EXERCISE –
Restate the full listing word for word and leave the pictures out.
[Begin DATA LISTING]
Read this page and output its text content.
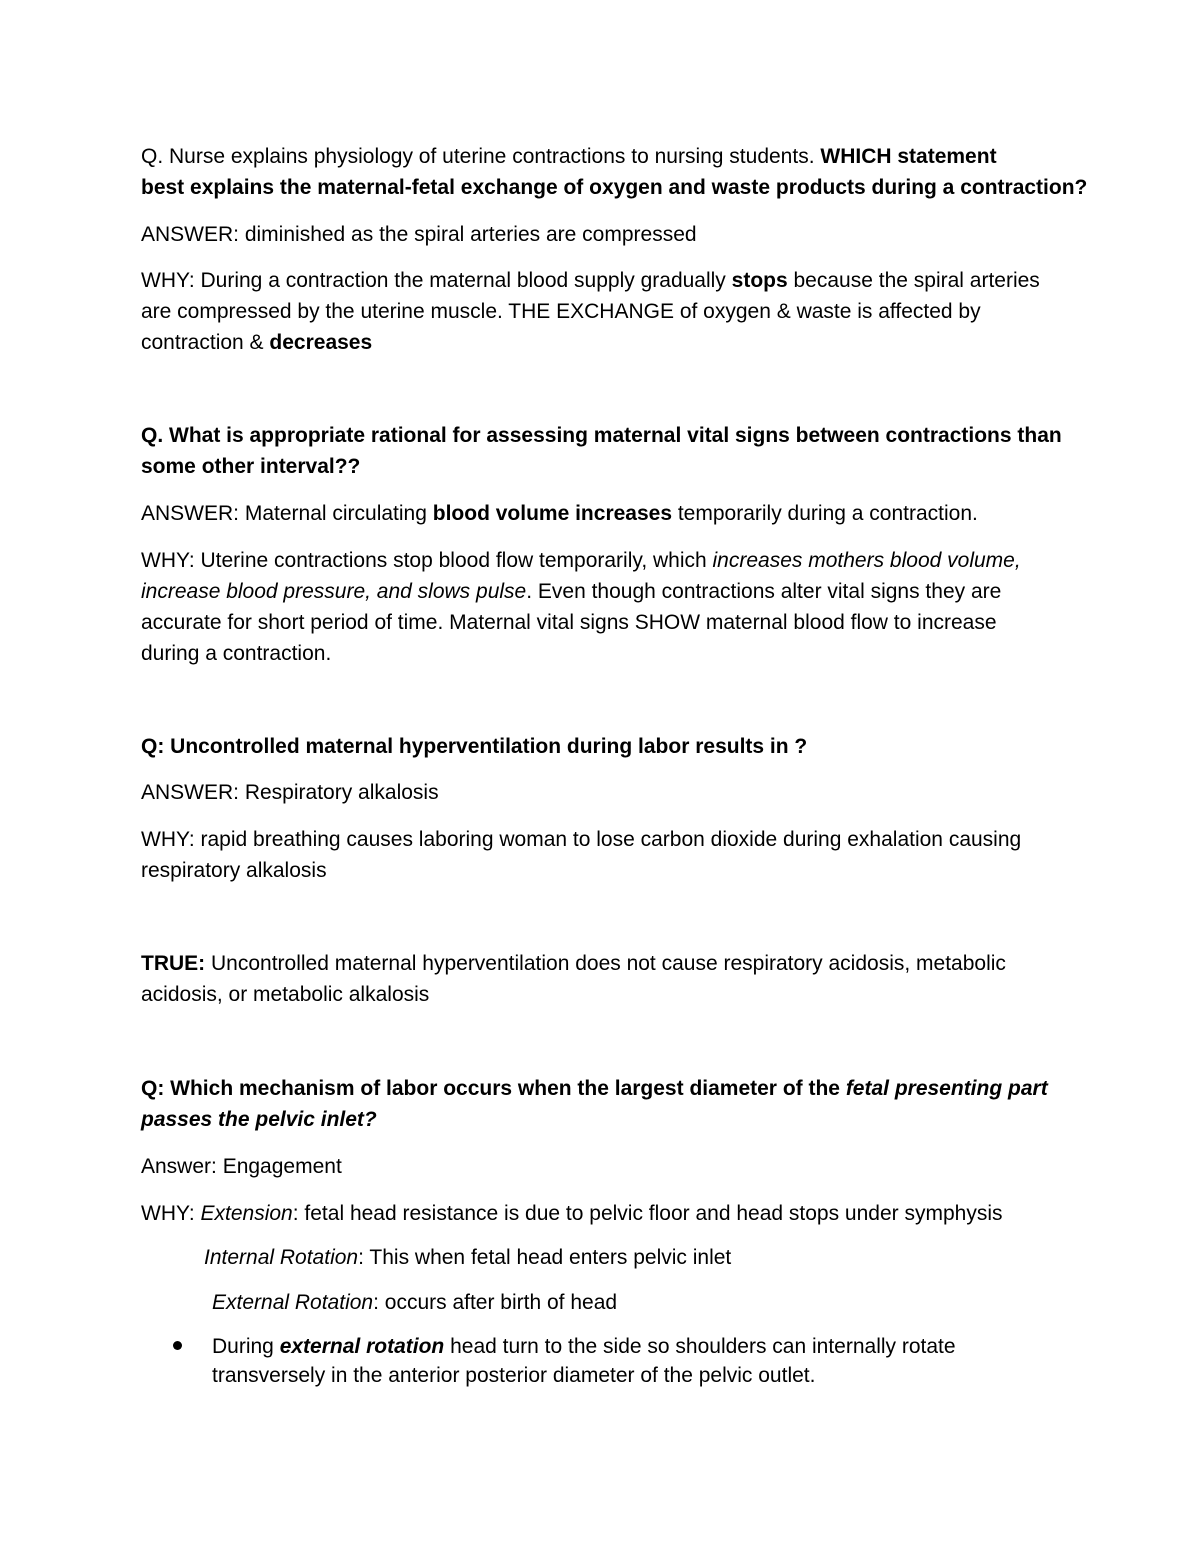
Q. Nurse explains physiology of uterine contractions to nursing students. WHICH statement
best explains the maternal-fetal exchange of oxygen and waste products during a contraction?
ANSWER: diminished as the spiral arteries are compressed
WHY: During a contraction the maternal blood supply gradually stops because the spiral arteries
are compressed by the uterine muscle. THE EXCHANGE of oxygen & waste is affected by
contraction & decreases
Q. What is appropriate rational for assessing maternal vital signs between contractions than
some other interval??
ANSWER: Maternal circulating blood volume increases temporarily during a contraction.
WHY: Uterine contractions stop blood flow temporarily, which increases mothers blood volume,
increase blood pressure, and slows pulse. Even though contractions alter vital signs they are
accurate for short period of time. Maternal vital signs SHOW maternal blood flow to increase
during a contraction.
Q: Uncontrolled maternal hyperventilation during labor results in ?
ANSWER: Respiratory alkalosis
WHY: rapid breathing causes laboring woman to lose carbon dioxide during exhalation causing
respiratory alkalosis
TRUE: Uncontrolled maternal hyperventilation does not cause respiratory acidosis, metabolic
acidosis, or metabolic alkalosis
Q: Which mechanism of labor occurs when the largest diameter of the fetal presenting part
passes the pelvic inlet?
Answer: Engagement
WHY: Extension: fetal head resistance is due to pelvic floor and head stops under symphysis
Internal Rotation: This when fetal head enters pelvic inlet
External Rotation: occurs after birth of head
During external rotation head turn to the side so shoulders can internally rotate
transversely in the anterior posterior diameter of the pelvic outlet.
[End DATA LISTING]
TASK SOLUTION –
Read this page and output its text content.
Q. Nurse explains physiology of uterine contractions to nursing students. WHICH statement
best explains the maternal-fetal exchange of oxygen and waste products during a contraction?
ANSWER: diminished as the spiral arteries are compressed
WHY: During a contraction the maternal blood supply gradually stops because the spiral arteries
are compressed by the uterine muscle. THE EXCHANGE of oxygen & waste is affected by
contraction & decreases
Q. What is appropriate rational for assessing maternal vital signs between contractions than
some other interval??
ANSWER: Maternal circulating blood volume increases temporarily during a contraction.
WHY: Uterine contractions stop blood flow temporarily, which increases mothers blood volume,
increase blood pressure, and slows pulse. Even though contractions alter vital signs they are
accurate for short period of time. Maternal vital signs SHOW maternal blood flow to increase
during a contraction.
Q: Uncontrolled maternal hyperventilation during labor results in ?
ANSWER: Respiratory alkalosis
WHY: rapid breathing causes laboring woman to lose carbon dioxide during exhalation causing
respiratory alkalosis
TRUE: Uncontrolled maternal hyperventilation does not cause respiratory acidosis, metabolic
acidosis, or metabolic alkalosis
Q: Which mechanism of labor occurs when the largest diameter of the fetal presenting part
passes the pelvic inlet?
Answer: Engagement
WHY: Extension: fetal head resistance is due to pelvic floor and head stops under symphysis
Internal Rotation: This when fetal head enters pelvic inlet
External Rotation: occurs after birth of head
During external rotation head turn to the side so shoulders can internally rotate
transversely in the anterior posterior diameter of the pelvic outlet.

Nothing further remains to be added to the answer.